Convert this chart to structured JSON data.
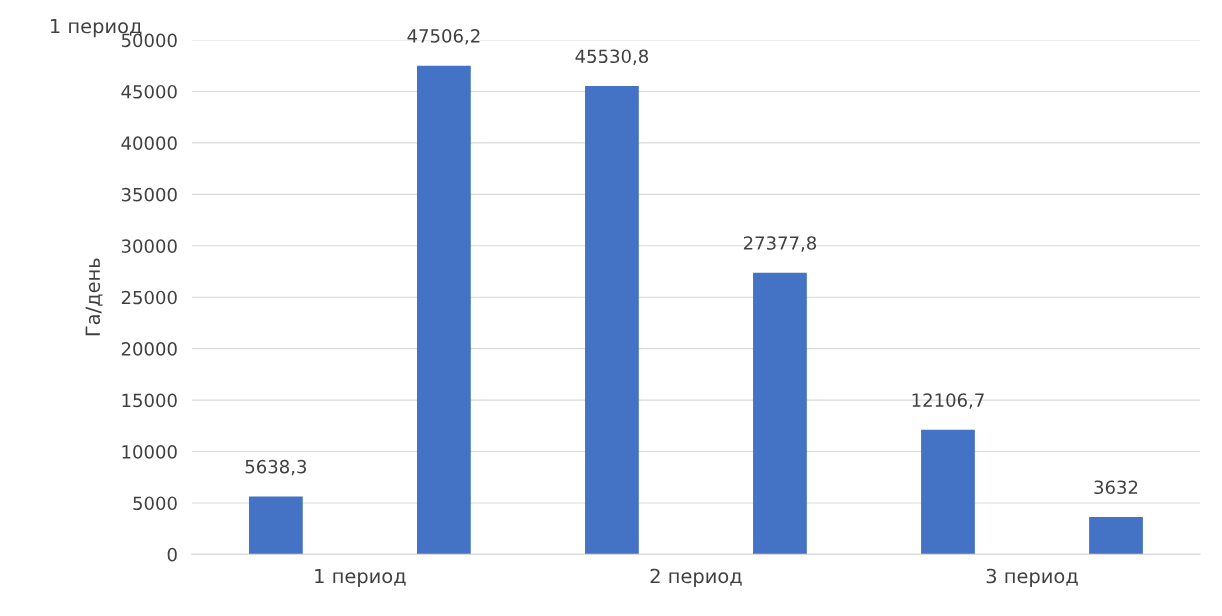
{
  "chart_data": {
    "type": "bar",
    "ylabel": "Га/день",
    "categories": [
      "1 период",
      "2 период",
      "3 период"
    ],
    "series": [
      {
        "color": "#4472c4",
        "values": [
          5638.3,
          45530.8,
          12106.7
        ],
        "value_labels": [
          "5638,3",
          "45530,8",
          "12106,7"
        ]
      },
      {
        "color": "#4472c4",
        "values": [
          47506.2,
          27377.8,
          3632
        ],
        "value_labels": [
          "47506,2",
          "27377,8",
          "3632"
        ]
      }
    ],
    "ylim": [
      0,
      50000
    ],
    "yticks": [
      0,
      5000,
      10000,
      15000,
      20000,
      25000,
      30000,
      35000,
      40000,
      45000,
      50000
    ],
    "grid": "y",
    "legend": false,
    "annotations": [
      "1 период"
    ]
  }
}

## PROBLEM DESCRIPTION
What comes back should match the records exactly, minus any pictures.

## RESULT OF THE TASK
Convert this chart to structured JSON data.
{
  "chart_data": {
    "type": "bar",
    "ylabel": "Га/день",
    "categories": [
      "1 период",
      "2 период",
      "3 период"
    ],
    "series": [
      {
        "color": "#4472c4",
        "values": [
          5638.3,
          45530.8,
          12106.7
        ],
        "value_labels": [
          "5638,3",
          "45530,8",
          "12106,7"
        ]
      },
      {
        "color": "#4472c4",
        "values": [
          47506.2,
          27377.8,
          3632
        ],
        "value_labels": [
          "47506,2",
          "27377,8",
          "3632"
        ]
      }
    ],
    "ylim": [
      0,
      50000
    ],
    "yticks": [
      0,
      5000,
      10000,
      15000,
      20000,
      25000,
      30000,
      35000,
      40000,
      45000,
      50000
    ],
    "grid": "y",
    "legend": false,
    "annotations": [
      "1 период"
    ]
  }
}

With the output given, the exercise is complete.